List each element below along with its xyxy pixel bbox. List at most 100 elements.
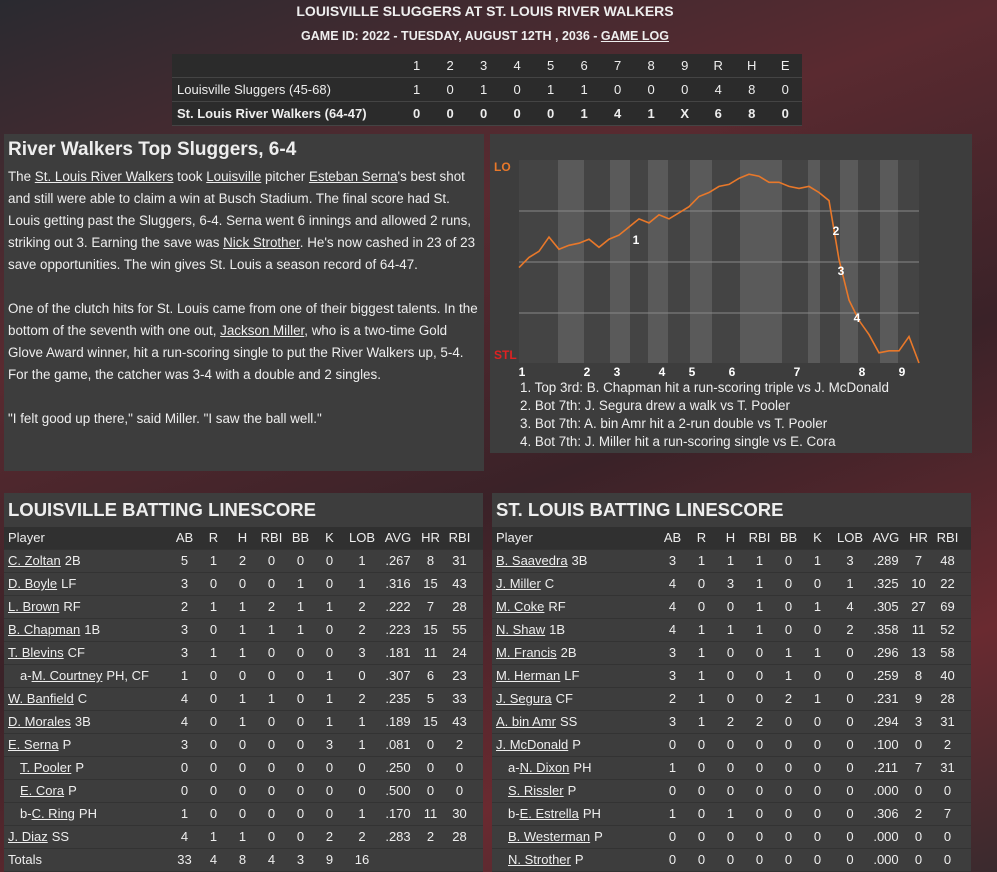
link[interactable]: Louisville [206, 169, 262, 184]
player-link[interactable]: M. Francis [496, 645, 557, 660]
stat: 0 [726, 737, 735, 752]
stat: 43 [452, 576, 467, 591]
stat: .189 [385, 714, 411, 729]
stat: .100 [873, 737, 899, 752]
stat: 0 [784, 806, 793, 821]
player-link[interactable]: J. Segura [496, 691, 552, 706]
stat: 48 [940, 553, 955, 568]
game-log-link[interactable]: GAME LOG [600, 29, 669, 43]
stat: 1 [813, 645, 822, 660]
player-link[interactable]: N. Shaw [496, 622, 546, 637]
stat: 1 [726, 622, 735, 637]
stat: 4 [180, 714, 189, 729]
player-link[interactable]: E. Estrella [519, 806, 579, 821]
link[interactable]: St. Louis River Walkers [34, 169, 174, 184]
link[interactable]: Jackson Miller [220, 323, 305, 338]
cell: 1 [580, 106, 588, 121]
stat: 0 [697, 806, 706, 821]
stat: 3 [726, 576, 735, 591]
link[interactable]: Nick Strother [223, 235, 300, 250]
player-link[interactable]: C. Zoltan [8, 553, 61, 568]
cell: 0 [513, 106, 521, 121]
position: P [75, 760, 84, 775]
stat: 0 [846, 852, 854, 867]
stat: 0 [267, 783, 276, 798]
player-link[interactable]: M. Coke [496, 599, 545, 614]
player-link[interactable]: B. Westerman [508, 829, 591, 844]
column-header: LOB [348, 530, 375, 545]
stat: .000 [873, 829, 899, 844]
player-link[interactable]: T. Blevins [8, 645, 64, 660]
position: 3B [74, 714, 91, 729]
column-header: AB [175, 530, 194, 545]
win-chart-panel: LO STL 1 2 3 4 5 6 7 8 9 1 2 3 4 1. Top 3rd: B. Chapm… [490, 134, 972, 453]
player-link[interactable]: N. Strother [508, 852, 571, 867]
event-marker: 2 [833, 224, 840, 238]
player-link[interactable]: N. Dixon [519, 760, 570, 775]
stat: 0 [238, 668, 247, 683]
stat: 1 [325, 668, 334, 683]
player-link[interactable]: E. Cora [20, 783, 65, 798]
cell: 8 [748, 82, 756, 97]
column-header: K [325, 530, 334, 545]
player-link[interactable]: B. Saavedra [496, 553, 568, 568]
player-link[interactable]: J. Diaz [8, 829, 48, 844]
stat: 0 [914, 783, 923, 798]
player-row: A. bin Amr SS 3 1 2 2 0 0 0.294 3 31 [492, 711, 971, 734]
player-cell: B. Westerman P [492, 826, 658, 848]
grid [519, 210, 919, 314]
player-link[interactable]: J. Miller [496, 576, 541, 591]
stat: 0 [697, 576, 706, 591]
player-link[interactable]: L. Brown [8, 599, 60, 614]
column-header: 4 [513, 58, 521, 73]
cell: 1 [547, 82, 555, 97]
cell: 0 [781, 106, 789, 121]
player-link[interactable]: E. Serna [8, 737, 59, 752]
stat: 8 [238, 852, 247, 867]
stat: 1 [668, 760, 677, 775]
column-header: 3 [479, 58, 488, 73]
stat: 1 [180, 668, 189, 683]
stat: .250 [385, 760, 411, 775]
stat: .235 [385, 691, 411, 706]
stat: 0 [209, 737, 218, 752]
stat: 0 [726, 599, 735, 614]
stat: 0 [358, 783, 366, 798]
stat: 15 [423, 622, 438, 637]
stat: 0 [846, 806, 854, 821]
inning-label: 6 [729, 365, 736, 379]
stat: 3 [296, 852, 305, 867]
stat: 0 [325, 645, 334, 660]
player-link[interactable]: A. bin Amr [496, 714, 556, 729]
stat: .307 [385, 668, 411, 683]
team-name: Louisville Sluggers (45-68) [177, 82, 331, 97]
stat: 0 [325, 760, 334, 775]
column-header: H [747, 58, 757, 73]
position: LF [564, 668, 580, 683]
event-legend: 2. Bot 7th: J. Segura drew a walk vs T. … [520, 398, 790, 413]
column-header: AVG [872, 530, 900, 545]
sub-prefix: a- [20, 668, 32, 683]
inning-label: 1 [519, 365, 526, 379]
stat: 1 [358, 714, 366, 729]
player-link[interactable]: D. Morales [8, 714, 71, 729]
player-link[interactable]: S. Rissler [508, 783, 564, 798]
player-link[interactable]: W. Banfield [8, 691, 74, 706]
inning-label: 3 [614, 365, 621, 379]
cell: 0 [547, 106, 555, 121]
stat: 0 [914, 737, 923, 752]
player-link[interactable]: D. Boyle [8, 576, 58, 591]
player-link[interactable]: B. Chapman [8, 622, 81, 637]
stat: 0 [426, 737, 435, 752]
player-cell: b-E. Estrella PH [492, 803, 658, 825]
stat: 11 [423, 645, 438, 660]
stat: 2 [358, 599, 366, 614]
player-link[interactable]: M. Courtney [31, 668, 103, 683]
stat: 1 [755, 622, 764, 637]
stat: 0 [784, 599, 793, 614]
link[interactable]: Esteban Serna [308, 169, 398, 184]
player-link[interactable]: J. McDonald [496, 737, 569, 752]
player-link[interactable]: M. Herman [496, 668, 561, 683]
player-link[interactable]: T. Pooler [20, 760, 72, 775]
player-link[interactable]: C. Ring [31, 806, 75, 821]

### [Description of the task]
Reproduce the lines of the records from the one containing "link[interactable]: Louisville [206, 169, 262, 184]" through the one containing "stat: 0 [784, 806, 793, 821]", inclusive. Change every "stat" to "value" and leave everything else unchanged.

### [Solved problem]
link[interactable]: Louisville [206, 169, 262, 184]
player-link[interactable]: M. Francis [496, 645, 557, 660]
value: 0 [726, 737, 735, 752]
value: 43 [452, 576, 467, 591]
value: .189 [385, 714, 411, 729]
value: .100 [873, 737, 899, 752]
value: 0 [784, 806, 793, 821]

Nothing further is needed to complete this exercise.